#### [Items from a data source]
┄┄┄┄┄┄┄┄┄┄┄┄┄┄┄┄┄┄┄┄
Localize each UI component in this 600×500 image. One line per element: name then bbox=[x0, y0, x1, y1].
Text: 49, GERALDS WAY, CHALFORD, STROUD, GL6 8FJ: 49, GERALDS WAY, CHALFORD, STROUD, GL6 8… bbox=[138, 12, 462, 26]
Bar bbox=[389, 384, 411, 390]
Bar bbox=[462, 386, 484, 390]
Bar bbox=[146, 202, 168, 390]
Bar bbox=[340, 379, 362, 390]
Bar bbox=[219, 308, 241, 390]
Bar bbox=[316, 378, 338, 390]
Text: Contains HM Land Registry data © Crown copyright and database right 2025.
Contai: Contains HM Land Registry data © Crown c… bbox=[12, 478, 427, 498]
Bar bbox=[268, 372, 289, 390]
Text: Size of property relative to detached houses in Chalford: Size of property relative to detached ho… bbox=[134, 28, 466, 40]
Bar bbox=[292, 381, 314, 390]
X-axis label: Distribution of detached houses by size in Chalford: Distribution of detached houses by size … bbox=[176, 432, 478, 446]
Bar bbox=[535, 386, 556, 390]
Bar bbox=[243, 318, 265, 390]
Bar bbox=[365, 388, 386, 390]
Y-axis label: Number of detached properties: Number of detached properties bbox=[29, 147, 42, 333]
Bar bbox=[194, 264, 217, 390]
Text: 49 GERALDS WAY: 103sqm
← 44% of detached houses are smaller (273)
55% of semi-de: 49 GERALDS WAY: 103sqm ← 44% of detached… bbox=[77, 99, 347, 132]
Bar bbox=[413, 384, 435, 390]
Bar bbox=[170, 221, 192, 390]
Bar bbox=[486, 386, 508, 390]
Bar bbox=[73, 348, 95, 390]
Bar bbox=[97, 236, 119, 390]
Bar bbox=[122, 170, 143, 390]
┄┄┄┄┄┄┄┄┄┄┄┄┄┄┄┄┄┄┄┄
#### [Exercise details]
Count the lines in the items above that contain the string "Land", treating uppercase and lowercase as different, and give only the number.

#### [Solution to this problem]
2